• **Recorded data**:

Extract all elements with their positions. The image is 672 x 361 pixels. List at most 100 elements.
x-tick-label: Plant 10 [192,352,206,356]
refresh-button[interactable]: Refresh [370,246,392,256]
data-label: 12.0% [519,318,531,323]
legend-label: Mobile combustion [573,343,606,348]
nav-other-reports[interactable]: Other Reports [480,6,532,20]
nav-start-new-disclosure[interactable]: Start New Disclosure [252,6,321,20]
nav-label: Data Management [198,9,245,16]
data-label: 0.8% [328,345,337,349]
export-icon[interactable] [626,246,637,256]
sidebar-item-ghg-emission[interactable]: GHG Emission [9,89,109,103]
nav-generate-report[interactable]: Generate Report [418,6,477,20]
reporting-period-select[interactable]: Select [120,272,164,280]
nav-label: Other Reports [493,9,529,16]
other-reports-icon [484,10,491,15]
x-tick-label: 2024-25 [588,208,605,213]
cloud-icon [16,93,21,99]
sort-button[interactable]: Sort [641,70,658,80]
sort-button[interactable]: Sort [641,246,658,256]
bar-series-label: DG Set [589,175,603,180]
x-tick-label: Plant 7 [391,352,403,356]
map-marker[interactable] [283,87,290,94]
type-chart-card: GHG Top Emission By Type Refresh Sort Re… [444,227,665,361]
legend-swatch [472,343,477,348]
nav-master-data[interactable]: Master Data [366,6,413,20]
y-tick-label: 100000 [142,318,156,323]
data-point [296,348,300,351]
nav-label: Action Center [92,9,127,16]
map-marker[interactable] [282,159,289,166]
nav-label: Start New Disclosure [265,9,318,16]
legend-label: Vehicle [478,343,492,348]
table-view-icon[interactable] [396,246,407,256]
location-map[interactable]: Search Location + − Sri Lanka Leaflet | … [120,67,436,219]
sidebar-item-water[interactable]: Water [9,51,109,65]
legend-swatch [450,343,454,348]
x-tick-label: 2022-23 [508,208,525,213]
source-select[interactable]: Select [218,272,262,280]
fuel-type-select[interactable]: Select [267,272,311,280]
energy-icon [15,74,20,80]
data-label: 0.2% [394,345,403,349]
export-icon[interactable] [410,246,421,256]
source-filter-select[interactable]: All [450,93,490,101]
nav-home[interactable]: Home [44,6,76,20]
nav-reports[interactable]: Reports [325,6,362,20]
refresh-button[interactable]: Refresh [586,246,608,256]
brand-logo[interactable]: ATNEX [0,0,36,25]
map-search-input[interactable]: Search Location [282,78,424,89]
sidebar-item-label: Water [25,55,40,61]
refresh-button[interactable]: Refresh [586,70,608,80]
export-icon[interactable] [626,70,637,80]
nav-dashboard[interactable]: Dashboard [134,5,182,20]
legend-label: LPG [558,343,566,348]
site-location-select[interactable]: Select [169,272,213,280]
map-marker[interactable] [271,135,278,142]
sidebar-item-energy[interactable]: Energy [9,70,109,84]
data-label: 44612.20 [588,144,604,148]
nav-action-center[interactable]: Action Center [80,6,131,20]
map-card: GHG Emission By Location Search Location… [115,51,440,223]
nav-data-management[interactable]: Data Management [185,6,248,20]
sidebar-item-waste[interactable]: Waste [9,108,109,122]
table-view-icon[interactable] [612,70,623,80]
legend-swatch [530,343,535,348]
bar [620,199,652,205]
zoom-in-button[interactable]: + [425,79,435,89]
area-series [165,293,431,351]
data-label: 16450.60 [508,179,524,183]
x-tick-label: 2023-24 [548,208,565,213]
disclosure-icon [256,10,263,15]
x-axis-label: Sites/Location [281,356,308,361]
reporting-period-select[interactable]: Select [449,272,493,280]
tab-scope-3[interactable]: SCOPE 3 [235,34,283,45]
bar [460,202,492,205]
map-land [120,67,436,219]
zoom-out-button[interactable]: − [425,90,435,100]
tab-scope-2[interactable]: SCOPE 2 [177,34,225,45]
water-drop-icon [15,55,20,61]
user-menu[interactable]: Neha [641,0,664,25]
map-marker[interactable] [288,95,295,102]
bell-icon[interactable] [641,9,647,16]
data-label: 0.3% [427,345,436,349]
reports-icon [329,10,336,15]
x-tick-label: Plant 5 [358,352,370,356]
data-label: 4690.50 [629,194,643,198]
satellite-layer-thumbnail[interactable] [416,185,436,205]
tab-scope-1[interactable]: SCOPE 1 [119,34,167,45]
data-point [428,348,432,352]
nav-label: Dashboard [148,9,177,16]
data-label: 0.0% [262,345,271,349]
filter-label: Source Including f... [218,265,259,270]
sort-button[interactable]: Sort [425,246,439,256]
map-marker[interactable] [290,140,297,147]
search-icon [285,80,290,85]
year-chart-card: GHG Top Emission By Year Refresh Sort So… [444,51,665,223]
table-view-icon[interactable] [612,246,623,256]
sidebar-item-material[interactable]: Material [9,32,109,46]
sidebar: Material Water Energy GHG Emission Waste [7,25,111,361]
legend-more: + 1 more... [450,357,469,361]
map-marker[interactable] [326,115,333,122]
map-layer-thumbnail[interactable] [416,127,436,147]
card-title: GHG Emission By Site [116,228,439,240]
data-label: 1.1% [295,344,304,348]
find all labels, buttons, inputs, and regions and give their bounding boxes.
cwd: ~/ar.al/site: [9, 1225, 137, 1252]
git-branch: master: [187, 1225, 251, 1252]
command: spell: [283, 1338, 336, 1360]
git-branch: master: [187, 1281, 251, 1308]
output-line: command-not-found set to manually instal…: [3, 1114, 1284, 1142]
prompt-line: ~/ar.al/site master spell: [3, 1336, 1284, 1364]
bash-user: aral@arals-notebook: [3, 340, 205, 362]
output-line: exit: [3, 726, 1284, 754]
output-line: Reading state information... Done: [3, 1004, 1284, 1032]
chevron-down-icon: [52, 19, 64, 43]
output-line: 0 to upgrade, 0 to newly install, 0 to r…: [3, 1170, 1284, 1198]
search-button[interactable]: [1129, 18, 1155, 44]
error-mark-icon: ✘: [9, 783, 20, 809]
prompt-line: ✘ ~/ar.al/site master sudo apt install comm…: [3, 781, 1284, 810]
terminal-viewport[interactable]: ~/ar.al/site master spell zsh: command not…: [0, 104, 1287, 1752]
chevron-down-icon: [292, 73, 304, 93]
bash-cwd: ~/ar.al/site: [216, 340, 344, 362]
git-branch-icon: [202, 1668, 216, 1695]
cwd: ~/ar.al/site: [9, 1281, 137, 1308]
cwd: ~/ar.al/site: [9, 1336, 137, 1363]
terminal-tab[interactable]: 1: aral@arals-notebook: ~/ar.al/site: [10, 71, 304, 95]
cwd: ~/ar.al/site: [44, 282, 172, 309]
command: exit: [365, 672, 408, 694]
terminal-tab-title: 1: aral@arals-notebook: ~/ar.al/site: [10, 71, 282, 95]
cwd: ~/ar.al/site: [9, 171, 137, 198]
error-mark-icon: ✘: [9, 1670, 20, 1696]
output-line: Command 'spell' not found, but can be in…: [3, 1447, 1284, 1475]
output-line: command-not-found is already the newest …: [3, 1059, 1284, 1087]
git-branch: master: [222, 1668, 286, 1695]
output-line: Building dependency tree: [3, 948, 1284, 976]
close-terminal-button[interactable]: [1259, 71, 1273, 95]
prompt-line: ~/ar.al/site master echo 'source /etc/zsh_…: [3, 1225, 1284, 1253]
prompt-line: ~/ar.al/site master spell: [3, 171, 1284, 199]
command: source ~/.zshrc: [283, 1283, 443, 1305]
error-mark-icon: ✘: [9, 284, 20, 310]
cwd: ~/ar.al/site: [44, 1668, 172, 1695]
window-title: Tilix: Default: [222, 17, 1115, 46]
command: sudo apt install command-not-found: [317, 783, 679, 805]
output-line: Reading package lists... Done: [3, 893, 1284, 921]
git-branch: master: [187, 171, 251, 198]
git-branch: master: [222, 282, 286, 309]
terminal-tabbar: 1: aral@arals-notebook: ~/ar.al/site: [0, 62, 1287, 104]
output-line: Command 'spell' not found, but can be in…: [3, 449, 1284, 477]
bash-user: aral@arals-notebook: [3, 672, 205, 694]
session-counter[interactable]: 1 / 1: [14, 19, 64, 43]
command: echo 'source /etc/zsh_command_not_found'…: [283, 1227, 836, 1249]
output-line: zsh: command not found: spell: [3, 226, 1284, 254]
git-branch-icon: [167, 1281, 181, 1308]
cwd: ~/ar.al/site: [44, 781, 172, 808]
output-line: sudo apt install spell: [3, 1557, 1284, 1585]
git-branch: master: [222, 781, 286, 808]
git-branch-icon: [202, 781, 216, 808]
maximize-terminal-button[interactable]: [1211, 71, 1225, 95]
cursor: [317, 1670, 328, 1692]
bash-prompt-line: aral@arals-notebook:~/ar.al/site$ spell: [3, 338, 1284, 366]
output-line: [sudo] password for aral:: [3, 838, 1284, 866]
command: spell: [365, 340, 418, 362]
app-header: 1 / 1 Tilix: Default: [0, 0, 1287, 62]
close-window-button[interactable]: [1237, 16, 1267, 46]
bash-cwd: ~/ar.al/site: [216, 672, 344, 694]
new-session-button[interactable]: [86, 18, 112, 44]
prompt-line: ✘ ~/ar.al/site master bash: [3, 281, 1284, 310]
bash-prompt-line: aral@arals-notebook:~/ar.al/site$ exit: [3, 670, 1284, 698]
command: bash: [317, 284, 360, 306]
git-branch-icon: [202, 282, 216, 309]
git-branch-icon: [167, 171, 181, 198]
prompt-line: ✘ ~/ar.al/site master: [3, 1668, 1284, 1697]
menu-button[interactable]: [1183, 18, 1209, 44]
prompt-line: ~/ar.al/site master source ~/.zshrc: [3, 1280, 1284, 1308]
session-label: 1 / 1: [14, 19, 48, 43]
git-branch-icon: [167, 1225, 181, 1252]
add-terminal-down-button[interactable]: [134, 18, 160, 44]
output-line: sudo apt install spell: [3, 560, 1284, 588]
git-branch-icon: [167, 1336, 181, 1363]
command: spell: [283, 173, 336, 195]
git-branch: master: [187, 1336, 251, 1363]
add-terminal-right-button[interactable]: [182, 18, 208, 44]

* * *

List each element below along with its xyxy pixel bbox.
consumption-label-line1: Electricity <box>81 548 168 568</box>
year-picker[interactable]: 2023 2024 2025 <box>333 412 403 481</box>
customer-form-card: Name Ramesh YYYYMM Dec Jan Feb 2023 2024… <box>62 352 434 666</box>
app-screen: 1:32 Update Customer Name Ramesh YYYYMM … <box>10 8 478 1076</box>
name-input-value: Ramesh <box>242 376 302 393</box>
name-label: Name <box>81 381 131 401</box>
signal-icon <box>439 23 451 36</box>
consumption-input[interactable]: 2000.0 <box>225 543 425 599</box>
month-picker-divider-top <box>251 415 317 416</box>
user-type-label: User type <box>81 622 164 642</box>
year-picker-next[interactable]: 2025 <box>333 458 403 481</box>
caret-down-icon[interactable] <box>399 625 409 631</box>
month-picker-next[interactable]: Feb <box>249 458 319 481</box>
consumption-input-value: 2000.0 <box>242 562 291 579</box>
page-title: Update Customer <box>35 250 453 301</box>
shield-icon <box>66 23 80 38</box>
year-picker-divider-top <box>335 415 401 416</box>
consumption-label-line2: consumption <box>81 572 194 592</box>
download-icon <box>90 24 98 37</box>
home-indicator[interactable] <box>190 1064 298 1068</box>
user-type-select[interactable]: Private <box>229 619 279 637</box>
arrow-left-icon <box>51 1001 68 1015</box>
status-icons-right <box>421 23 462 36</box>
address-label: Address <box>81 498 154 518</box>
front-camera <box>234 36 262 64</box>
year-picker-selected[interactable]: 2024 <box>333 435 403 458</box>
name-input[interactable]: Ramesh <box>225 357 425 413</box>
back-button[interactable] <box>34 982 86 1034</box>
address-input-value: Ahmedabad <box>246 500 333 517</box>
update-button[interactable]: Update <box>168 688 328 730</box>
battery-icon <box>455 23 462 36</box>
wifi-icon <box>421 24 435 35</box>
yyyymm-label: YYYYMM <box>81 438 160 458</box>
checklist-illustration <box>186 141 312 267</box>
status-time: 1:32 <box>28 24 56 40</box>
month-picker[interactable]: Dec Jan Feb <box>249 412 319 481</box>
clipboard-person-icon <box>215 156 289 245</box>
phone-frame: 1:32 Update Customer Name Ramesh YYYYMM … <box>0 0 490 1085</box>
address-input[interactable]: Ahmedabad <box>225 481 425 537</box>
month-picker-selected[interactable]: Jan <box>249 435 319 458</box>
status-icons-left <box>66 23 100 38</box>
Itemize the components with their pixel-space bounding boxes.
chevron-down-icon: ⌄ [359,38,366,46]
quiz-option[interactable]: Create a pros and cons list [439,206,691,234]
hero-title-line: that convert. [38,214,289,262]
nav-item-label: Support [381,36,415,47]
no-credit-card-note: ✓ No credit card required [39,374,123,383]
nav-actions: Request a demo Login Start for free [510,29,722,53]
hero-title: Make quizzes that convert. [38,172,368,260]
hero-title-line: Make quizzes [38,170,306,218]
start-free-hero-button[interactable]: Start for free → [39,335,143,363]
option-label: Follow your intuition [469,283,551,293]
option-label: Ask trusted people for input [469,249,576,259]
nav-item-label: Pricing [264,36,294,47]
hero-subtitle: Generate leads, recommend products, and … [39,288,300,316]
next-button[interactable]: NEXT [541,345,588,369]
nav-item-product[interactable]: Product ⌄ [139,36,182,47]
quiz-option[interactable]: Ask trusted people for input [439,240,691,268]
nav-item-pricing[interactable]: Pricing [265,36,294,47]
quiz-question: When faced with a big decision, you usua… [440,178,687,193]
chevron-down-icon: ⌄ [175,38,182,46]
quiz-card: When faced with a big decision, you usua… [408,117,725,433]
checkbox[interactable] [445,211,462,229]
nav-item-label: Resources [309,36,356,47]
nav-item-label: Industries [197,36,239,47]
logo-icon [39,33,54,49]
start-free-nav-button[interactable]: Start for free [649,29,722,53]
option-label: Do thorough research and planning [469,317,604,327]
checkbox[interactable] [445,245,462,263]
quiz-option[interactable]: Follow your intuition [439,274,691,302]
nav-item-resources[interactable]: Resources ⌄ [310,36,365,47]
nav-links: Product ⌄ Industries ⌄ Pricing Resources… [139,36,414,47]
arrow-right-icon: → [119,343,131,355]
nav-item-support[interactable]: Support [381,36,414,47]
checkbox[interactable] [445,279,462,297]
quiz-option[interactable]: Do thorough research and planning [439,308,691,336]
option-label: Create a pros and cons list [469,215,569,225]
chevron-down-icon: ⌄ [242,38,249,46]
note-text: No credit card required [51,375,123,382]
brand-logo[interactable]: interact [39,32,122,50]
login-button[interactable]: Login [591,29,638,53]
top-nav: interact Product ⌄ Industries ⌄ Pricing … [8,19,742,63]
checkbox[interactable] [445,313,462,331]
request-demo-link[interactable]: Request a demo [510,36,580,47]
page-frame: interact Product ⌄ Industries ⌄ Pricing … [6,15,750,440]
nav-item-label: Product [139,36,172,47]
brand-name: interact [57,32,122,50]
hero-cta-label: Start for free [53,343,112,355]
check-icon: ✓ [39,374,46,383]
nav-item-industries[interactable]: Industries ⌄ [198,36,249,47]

...

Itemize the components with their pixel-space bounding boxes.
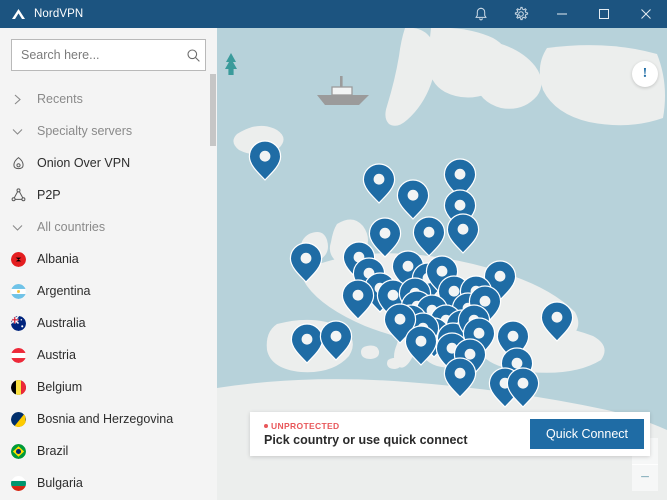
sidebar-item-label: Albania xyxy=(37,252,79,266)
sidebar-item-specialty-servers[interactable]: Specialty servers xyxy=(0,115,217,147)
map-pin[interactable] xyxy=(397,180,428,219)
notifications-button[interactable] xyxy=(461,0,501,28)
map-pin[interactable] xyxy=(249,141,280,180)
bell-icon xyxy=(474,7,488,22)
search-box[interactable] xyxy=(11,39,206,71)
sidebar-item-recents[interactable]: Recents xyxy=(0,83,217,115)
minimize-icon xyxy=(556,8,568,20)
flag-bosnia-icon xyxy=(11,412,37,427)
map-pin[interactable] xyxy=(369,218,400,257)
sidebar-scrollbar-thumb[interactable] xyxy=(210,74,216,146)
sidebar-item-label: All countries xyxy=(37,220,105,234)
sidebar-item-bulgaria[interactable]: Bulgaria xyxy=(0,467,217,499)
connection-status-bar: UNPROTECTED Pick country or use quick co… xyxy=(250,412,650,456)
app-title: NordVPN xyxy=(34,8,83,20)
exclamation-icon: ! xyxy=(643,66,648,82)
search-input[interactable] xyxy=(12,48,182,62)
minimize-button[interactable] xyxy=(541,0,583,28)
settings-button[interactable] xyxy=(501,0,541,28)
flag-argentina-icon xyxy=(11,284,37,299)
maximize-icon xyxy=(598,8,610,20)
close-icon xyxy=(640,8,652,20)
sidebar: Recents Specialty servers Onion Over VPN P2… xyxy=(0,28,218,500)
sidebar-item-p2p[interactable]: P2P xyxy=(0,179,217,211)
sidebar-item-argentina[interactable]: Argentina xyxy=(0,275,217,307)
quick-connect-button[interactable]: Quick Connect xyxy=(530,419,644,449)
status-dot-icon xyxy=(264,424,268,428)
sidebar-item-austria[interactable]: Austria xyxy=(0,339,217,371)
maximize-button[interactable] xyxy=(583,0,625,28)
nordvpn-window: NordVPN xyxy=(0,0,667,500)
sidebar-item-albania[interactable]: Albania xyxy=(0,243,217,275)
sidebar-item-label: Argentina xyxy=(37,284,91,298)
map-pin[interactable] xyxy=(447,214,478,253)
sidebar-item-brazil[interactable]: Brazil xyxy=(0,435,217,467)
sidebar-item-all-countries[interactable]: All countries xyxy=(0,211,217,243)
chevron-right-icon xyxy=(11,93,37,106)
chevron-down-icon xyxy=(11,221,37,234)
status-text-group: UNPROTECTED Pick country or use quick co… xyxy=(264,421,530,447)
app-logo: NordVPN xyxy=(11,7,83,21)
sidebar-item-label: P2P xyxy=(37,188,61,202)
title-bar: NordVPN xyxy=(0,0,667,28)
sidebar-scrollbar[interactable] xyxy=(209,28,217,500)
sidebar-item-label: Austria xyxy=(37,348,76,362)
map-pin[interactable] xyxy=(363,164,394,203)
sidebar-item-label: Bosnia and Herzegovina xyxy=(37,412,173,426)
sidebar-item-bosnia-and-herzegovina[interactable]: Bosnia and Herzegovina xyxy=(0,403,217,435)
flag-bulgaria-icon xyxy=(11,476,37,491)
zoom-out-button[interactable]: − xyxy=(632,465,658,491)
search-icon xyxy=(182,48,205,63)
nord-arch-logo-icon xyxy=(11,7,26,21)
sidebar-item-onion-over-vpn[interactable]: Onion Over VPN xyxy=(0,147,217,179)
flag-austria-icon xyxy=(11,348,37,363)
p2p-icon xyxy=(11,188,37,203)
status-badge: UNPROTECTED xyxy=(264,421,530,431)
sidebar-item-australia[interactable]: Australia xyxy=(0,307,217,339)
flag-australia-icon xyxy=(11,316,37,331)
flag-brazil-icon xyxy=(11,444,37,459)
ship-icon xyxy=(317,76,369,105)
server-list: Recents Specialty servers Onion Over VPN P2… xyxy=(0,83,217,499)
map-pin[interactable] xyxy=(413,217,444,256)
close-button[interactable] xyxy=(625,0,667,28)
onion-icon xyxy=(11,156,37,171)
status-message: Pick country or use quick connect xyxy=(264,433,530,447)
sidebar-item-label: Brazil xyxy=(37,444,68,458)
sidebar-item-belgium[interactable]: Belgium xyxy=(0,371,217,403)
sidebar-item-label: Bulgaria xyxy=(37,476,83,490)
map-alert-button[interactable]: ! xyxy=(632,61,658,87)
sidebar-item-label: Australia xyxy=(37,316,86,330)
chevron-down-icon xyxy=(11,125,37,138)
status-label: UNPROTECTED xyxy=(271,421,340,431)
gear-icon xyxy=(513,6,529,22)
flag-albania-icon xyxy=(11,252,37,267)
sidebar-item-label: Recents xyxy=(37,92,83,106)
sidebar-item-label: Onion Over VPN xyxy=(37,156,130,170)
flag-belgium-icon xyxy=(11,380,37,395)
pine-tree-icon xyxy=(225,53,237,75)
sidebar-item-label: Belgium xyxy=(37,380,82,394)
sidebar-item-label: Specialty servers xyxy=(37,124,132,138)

• **What to work on**:
Please quote the rows from the line with "sidebar-item-label: Albania xyxy=(37,252,79,266)" up to and including the line with "connection-status-bar: UNPROTECTED Pick", copying each one exactly.

• **Reply to the task**:
sidebar-item-label: Albania xyxy=(37,252,79,266)
sidebar-item-specialty-servers[interactable]: Specialty servers xyxy=(0,115,217,147)
map-pin[interactable] xyxy=(397,180,428,219)
notifications-button[interactable] xyxy=(461,0,501,28)
map-pin[interactable] xyxy=(249,141,280,180)
bell-icon xyxy=(474,7,488,22)
search-box[interactable] xyxy=(11,39,206,71)
sidebar-item-recents[interactable]: Recents xyxy=(0,83,217,115)
minimize-icon xyxy=(556,8,568,20)
flag-bosnia-icon xyxy=(11,412,37,427)
map-pin[interactable] xyxy=(369,218,400,257)
sidebar-scrollbar-thumb[interactable] xyxy=(210,74,216,146)
sidebar-item-label: All countries xyxy=(37,220,105,234)
sidebar-item-bulgaria[interactable]: Bulgaria xyxy=(0,467,217,499)
connection-status-bar: UNPROTECTED Pick country or use quick co… xyxy=(250,412,650,456)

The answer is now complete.